(Saved entries)
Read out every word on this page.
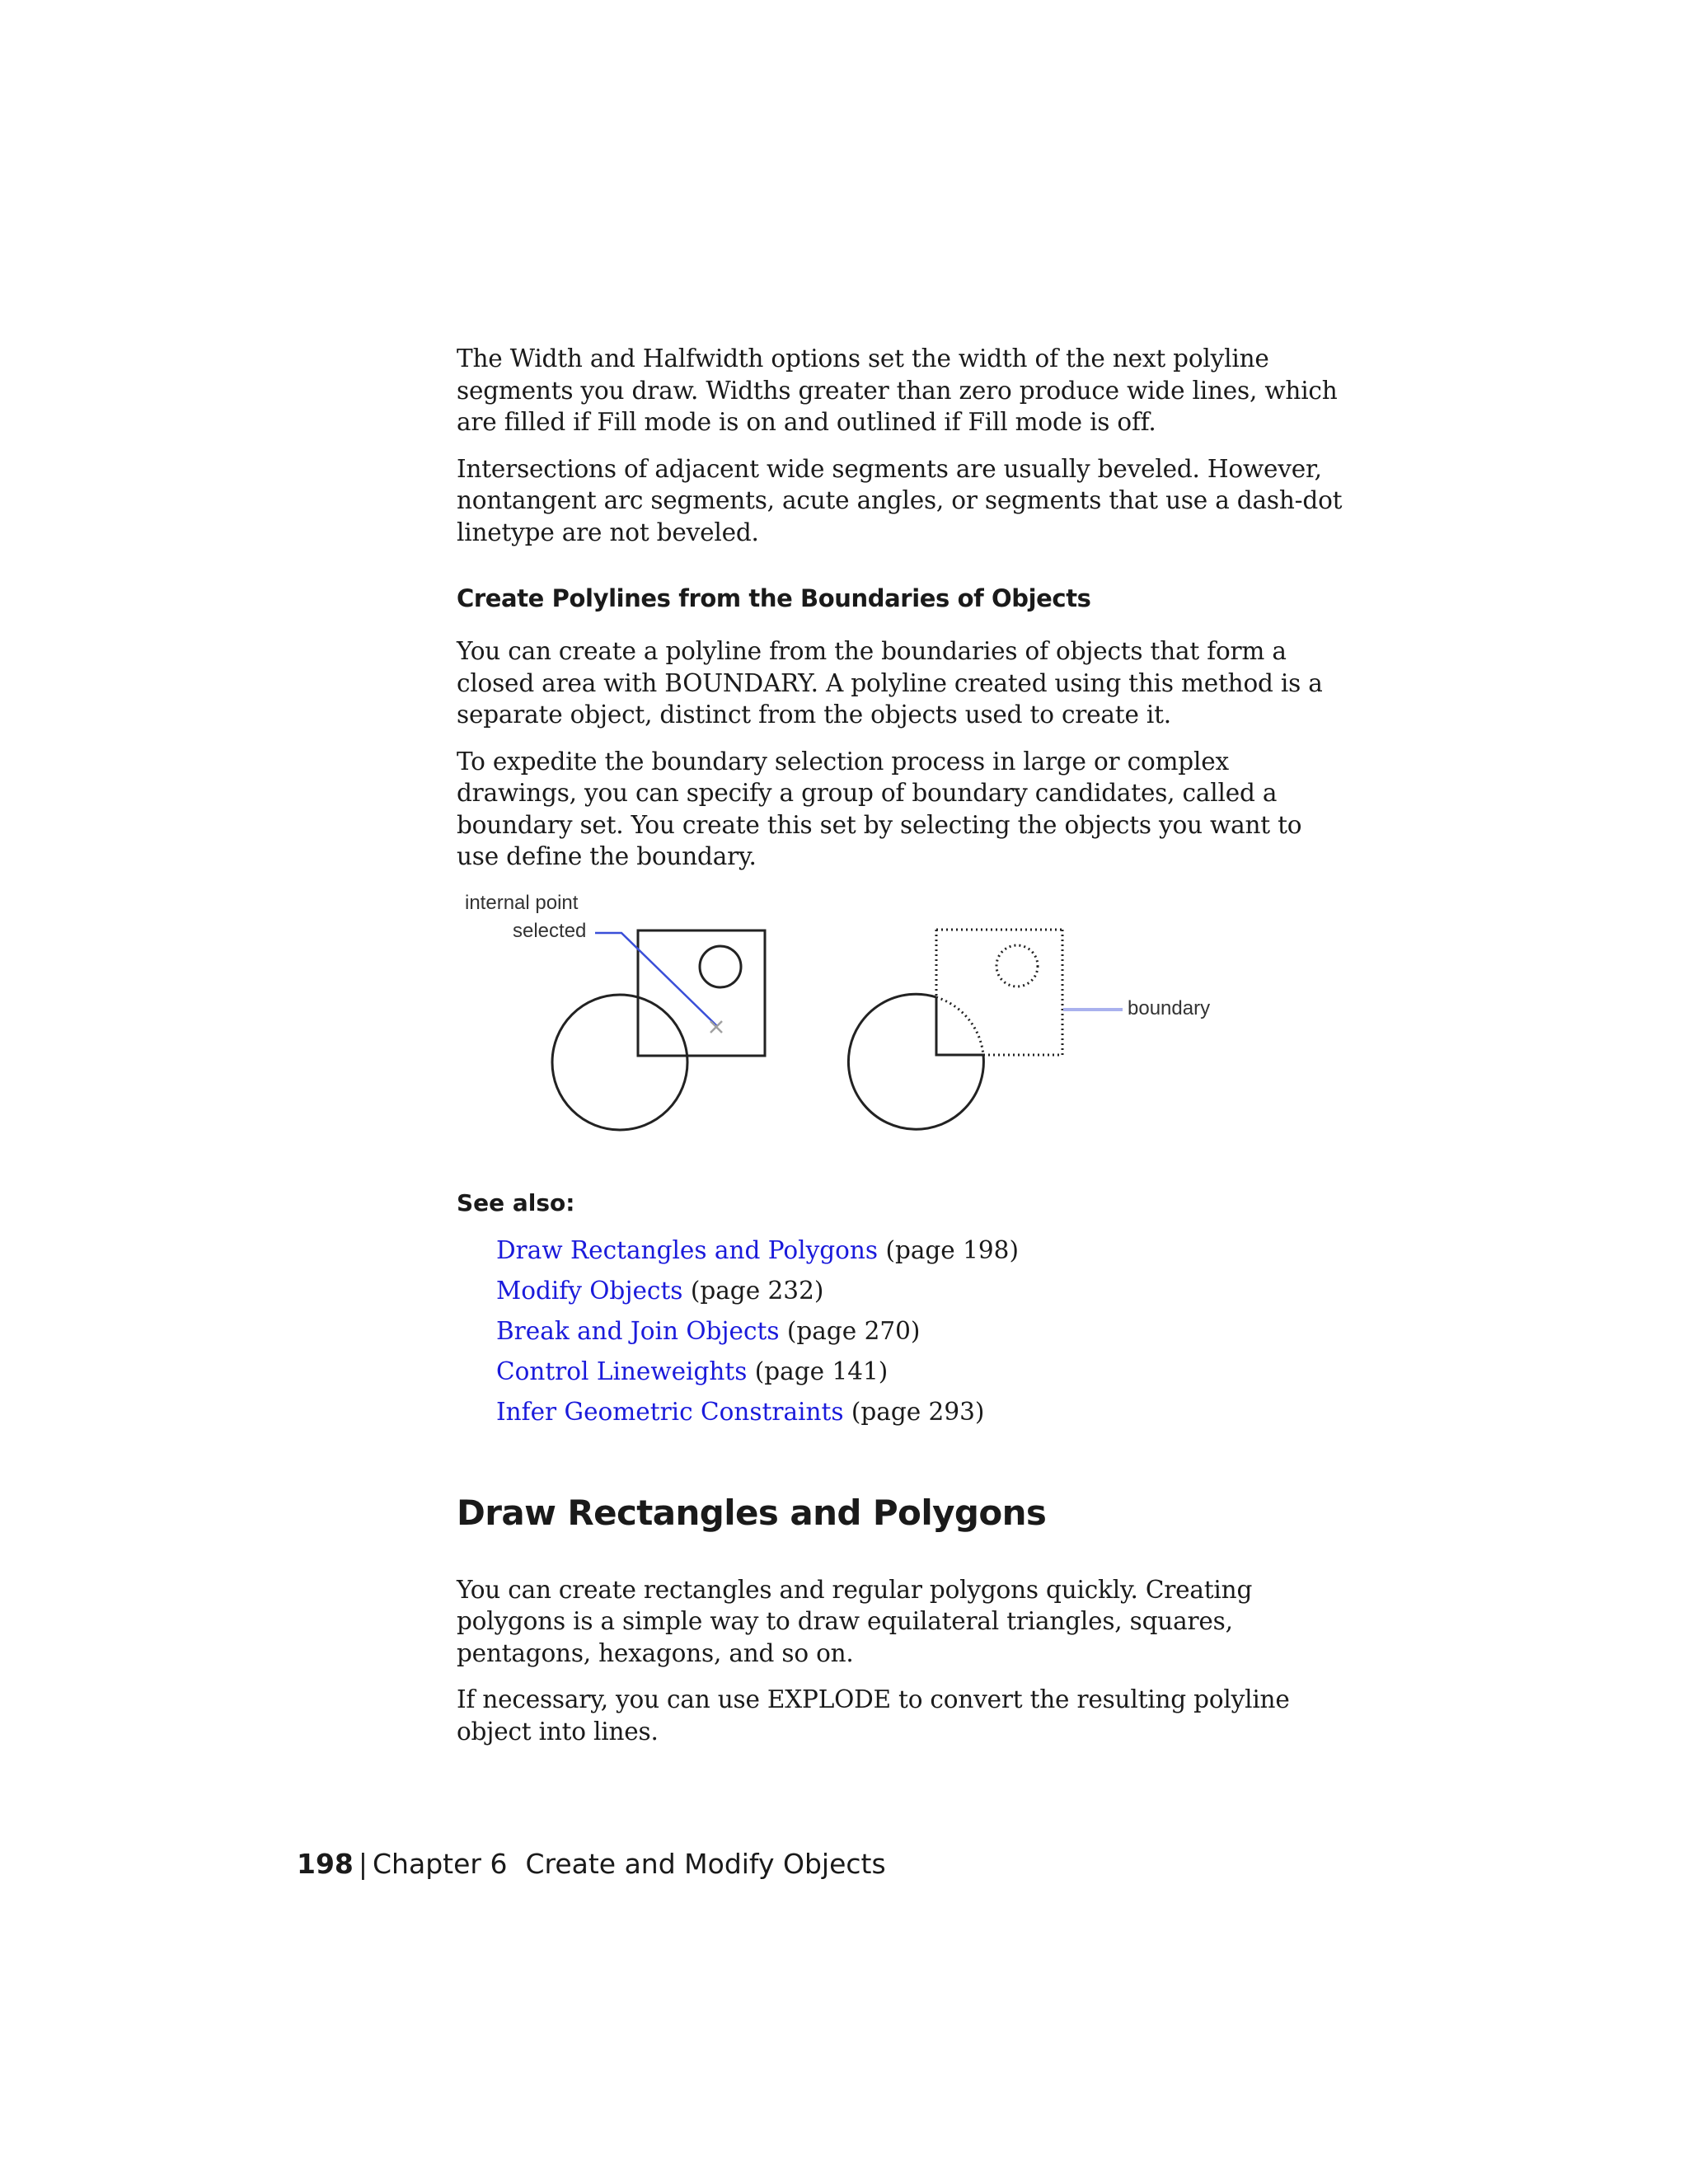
The Width and Halfwidth options set the width of the next polyline segments you draw. Widths greater than zero produce wide lines, which are filled if Fill mode is on and outlined if Fill mode is off.

Intersections of adjacent wide segments are usually beveled. However, nontangent arc segments, acute angles, or segments that use a dash-dot linetype are not beveled.

Create Polylines from the Boundaries of Objects

You can create a polyline from the boundaries of objects that form a closed area with BOUNDARY. A polyline created using this method is a separate object, distinct from the objects used to create it.

To expedite the boundary selection process in large or complex drawings, you can specify a group of boundary candidates, called a boundary set. You create this set by selecting the objects you want to use define the boundary.

internal point
selected
boundary
See also:
Draw Rectangles and Polygons (page 198)
Modify Objects (page 232)
Break and Join Objects (page 270)
Control Lineweights (page 141)
Infer Geometric Constraints (page 293)
Draw Rectangles and Polygons

You can create rectangles and regular polygons quickly. Creating polygons is a simple way to draw equilateral triangles, squares, pentagons, hexagons, and so on.

If necessary, you can use EXPLODE to convert the resulting polyline object into lines.

198 | Chapter 6 Create and Modify Objects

**Goal of the exercise**
Identify and copy the lines holding the word "segments".

**Expected answer**
The Width and Halfwidth options set the width of the next polyline segments you draw. Widths greater than zero produce wide lines, which are filled if Fill mode is on and outlined if Fill mode is off.
Intersections of adjacent wide segments are usually beveled. However, nontangent arc segments, acute angles, or segments that use a dash-dot linetype are not beveled.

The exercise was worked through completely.